- _Given problem_: Copy each line with the word "точек" in it.

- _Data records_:

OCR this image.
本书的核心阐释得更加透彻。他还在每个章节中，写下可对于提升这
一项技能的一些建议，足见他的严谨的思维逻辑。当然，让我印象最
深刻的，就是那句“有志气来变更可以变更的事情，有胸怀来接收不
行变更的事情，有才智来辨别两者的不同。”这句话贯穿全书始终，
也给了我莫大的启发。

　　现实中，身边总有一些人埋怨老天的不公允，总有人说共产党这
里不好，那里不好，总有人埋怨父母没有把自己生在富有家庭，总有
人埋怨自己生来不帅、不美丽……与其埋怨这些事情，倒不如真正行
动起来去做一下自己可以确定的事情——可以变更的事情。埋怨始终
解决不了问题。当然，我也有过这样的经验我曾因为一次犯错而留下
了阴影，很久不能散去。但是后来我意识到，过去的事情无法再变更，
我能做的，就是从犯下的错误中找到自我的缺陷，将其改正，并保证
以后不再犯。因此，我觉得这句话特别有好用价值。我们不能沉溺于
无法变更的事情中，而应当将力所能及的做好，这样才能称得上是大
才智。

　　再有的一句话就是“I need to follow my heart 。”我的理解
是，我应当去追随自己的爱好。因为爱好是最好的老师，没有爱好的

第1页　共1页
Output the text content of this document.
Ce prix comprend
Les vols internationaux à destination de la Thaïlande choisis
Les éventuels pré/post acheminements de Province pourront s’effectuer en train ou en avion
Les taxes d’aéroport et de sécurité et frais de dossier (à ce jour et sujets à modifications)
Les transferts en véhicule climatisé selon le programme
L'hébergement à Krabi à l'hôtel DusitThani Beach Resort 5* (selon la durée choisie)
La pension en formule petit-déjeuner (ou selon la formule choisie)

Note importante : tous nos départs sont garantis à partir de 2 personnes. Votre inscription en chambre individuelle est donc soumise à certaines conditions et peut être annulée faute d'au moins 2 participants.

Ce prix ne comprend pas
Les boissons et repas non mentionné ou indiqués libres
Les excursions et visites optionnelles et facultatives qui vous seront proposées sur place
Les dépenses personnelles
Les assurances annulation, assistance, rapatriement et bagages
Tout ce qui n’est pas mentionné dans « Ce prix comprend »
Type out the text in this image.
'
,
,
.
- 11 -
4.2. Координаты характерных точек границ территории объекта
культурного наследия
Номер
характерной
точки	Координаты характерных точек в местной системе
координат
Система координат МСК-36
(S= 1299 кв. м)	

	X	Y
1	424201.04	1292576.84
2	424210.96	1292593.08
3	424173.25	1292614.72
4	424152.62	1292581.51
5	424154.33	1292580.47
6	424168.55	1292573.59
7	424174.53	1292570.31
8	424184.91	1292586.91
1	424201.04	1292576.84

- _Task result_:
4.2. Координаты характерных точек границ территории объекта
точки	Координаты характерных точек в местной системе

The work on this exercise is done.